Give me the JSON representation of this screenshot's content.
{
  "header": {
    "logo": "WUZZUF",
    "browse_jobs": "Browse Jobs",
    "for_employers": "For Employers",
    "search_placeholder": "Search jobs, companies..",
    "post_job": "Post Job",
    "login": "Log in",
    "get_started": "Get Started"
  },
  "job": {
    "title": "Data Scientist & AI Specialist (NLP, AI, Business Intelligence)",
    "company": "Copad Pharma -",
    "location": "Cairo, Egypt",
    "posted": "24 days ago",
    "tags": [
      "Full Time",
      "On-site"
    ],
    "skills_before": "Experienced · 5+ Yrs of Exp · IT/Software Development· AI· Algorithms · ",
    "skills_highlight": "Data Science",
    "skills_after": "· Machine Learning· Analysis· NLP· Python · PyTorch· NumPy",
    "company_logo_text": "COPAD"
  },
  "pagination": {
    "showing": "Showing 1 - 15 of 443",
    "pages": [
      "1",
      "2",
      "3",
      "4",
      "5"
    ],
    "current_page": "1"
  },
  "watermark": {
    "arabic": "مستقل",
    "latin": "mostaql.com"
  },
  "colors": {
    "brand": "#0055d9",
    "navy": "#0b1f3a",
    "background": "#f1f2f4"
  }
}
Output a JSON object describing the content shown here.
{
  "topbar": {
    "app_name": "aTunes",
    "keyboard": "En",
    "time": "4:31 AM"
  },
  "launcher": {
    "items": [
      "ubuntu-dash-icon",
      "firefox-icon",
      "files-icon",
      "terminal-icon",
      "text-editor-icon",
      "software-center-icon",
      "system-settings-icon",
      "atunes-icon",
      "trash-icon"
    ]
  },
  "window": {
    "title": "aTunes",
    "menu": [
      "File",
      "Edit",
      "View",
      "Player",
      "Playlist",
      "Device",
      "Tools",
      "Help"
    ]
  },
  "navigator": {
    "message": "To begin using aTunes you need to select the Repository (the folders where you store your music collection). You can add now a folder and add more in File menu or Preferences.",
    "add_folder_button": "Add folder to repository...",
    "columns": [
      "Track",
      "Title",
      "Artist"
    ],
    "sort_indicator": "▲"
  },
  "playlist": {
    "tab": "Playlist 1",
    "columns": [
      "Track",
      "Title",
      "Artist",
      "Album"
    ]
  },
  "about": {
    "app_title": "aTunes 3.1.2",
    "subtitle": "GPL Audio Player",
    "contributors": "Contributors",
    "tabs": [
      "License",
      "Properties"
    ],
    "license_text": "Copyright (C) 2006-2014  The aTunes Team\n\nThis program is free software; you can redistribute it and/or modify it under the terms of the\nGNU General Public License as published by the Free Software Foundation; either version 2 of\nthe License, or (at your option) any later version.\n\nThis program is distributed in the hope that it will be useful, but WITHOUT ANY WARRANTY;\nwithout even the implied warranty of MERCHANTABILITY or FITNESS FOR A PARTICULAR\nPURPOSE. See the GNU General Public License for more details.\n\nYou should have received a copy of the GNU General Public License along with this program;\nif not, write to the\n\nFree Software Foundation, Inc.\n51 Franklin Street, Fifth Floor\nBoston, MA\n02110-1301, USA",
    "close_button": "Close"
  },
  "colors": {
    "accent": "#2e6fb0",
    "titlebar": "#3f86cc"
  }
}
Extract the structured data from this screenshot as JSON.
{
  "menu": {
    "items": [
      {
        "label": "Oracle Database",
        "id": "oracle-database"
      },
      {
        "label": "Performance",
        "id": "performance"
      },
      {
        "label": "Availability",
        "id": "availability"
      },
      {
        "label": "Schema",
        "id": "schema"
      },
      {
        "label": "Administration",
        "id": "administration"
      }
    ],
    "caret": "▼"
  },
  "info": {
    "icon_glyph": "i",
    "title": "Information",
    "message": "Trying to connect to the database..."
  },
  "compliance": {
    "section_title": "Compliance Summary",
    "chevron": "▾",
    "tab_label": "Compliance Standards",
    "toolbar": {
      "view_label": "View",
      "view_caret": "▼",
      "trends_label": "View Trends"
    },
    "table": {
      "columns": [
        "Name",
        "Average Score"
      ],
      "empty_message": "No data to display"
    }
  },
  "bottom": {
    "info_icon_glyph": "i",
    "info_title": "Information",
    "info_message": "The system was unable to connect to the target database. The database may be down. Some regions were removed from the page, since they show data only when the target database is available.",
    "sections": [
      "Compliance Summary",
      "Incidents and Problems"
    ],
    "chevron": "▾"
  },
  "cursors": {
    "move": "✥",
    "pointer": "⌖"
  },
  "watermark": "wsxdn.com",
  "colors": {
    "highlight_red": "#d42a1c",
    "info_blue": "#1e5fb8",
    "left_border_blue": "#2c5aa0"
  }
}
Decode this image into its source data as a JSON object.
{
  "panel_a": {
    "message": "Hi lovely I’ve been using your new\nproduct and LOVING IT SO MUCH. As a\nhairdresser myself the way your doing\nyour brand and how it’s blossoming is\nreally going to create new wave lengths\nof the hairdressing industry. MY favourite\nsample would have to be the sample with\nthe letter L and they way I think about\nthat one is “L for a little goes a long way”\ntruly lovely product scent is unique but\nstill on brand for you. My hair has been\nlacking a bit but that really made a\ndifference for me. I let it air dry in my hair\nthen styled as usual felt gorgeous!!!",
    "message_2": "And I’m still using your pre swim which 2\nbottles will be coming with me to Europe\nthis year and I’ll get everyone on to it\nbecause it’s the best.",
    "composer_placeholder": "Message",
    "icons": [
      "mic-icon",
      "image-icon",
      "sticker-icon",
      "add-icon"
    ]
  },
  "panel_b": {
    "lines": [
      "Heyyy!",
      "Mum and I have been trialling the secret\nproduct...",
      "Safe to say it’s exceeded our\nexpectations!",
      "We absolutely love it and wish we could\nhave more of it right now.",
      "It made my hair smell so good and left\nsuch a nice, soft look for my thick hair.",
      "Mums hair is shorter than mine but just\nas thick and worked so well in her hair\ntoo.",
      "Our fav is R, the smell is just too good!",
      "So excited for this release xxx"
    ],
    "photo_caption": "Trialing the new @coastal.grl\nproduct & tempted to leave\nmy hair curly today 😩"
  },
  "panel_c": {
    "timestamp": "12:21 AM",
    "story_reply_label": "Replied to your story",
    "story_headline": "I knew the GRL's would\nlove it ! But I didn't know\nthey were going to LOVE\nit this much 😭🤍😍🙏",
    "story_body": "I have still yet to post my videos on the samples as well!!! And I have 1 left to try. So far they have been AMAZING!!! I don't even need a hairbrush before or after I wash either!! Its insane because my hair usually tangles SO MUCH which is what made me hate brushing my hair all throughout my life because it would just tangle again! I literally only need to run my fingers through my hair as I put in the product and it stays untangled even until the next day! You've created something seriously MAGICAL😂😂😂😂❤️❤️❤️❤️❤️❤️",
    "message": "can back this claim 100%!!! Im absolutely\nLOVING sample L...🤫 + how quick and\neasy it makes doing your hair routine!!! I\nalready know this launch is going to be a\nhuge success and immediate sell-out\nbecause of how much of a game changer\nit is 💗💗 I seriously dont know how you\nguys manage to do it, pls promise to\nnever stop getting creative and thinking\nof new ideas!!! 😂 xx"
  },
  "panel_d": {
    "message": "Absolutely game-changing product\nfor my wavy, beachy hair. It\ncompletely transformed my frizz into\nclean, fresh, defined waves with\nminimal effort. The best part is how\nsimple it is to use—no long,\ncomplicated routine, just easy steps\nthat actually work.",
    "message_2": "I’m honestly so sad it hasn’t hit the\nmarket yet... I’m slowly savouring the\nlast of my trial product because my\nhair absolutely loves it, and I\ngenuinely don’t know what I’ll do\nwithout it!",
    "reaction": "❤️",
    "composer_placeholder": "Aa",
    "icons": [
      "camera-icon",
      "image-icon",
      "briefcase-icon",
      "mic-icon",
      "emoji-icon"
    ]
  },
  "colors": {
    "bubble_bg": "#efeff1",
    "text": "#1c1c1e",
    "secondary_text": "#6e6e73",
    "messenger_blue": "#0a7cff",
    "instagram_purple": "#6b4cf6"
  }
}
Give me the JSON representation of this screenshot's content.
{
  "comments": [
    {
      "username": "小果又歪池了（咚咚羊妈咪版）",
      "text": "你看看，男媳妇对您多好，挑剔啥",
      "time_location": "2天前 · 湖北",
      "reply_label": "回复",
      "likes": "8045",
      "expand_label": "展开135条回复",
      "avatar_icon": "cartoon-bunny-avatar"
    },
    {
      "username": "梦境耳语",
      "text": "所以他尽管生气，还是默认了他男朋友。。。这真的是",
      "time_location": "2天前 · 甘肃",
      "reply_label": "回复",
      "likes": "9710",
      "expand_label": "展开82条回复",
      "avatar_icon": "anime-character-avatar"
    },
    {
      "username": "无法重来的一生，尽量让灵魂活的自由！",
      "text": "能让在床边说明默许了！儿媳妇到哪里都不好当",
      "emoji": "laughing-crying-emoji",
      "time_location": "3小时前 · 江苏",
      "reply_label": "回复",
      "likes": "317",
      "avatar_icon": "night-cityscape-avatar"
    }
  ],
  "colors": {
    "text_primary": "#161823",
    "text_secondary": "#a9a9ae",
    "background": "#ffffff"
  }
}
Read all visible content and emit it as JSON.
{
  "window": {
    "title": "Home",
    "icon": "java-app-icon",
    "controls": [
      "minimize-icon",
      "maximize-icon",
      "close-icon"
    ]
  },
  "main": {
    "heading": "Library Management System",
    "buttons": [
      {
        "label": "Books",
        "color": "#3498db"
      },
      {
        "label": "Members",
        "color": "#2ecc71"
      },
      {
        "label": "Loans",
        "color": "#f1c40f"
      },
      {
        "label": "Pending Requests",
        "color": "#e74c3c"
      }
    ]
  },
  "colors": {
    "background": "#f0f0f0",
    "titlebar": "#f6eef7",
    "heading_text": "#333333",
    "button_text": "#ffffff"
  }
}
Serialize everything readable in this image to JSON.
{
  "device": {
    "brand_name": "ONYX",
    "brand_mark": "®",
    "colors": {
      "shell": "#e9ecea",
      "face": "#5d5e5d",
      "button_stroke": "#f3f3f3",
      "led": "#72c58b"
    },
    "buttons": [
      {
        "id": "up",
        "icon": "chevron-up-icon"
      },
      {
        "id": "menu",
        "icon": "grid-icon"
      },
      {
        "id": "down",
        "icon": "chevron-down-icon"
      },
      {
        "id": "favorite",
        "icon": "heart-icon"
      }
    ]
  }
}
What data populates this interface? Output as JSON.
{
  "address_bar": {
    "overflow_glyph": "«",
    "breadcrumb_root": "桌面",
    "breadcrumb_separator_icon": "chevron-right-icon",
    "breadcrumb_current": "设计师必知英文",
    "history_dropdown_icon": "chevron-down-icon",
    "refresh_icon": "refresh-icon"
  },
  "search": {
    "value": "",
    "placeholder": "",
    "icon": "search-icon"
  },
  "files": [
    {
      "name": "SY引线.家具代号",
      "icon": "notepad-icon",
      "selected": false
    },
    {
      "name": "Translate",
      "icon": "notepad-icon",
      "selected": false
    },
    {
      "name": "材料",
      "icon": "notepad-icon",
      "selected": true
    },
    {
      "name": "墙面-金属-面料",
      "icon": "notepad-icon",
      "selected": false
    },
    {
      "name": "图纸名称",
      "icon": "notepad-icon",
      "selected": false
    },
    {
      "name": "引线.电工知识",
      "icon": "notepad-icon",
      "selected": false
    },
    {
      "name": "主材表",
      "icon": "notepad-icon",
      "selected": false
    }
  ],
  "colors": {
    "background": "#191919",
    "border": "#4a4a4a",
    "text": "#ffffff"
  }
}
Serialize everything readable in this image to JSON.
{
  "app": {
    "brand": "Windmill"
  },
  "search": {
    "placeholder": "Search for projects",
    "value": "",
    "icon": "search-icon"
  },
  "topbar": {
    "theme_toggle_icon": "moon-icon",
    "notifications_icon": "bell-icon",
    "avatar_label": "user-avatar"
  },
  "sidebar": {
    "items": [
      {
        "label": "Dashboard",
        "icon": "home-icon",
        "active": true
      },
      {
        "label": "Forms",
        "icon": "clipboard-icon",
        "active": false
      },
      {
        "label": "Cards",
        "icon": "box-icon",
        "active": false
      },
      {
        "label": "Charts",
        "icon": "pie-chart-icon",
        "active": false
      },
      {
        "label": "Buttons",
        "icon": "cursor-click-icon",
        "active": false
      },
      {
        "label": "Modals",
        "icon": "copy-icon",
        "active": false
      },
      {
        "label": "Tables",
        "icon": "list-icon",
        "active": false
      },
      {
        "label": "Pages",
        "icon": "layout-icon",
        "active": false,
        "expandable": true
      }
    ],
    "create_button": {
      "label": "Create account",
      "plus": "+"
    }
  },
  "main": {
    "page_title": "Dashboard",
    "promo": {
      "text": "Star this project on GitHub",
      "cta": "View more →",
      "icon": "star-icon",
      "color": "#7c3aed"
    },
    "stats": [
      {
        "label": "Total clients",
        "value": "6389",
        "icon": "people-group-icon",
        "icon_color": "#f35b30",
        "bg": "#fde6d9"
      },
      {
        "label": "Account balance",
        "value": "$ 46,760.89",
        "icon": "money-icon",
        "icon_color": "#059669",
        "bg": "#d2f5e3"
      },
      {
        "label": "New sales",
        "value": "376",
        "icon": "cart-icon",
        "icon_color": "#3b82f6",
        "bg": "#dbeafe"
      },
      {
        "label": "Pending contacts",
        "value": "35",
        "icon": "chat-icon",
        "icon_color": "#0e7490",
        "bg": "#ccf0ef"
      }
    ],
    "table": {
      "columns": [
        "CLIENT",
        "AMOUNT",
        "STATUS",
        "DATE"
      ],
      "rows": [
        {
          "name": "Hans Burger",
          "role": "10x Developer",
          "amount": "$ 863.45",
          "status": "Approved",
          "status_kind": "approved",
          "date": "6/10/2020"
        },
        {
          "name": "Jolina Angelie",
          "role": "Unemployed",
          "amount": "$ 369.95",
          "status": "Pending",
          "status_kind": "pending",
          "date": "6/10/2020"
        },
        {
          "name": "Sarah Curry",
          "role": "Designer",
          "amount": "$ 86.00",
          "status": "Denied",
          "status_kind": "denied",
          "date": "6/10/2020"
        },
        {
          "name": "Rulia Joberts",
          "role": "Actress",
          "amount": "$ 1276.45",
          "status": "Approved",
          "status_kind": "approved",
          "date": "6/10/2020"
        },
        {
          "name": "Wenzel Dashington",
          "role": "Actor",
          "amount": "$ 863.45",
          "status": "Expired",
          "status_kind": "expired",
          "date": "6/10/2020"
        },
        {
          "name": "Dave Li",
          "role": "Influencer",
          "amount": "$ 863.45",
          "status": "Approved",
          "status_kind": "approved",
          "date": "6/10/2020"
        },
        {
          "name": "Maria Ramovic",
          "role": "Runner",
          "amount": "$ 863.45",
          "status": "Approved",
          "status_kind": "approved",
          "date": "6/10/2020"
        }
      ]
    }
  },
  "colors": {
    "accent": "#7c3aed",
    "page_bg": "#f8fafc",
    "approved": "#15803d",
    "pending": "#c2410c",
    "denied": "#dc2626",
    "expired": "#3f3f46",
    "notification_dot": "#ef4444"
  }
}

• • • • • • •

__Your instructions__
Tell how many lines hold the string "from", giving the number and nothing else.

__Finished answer__
2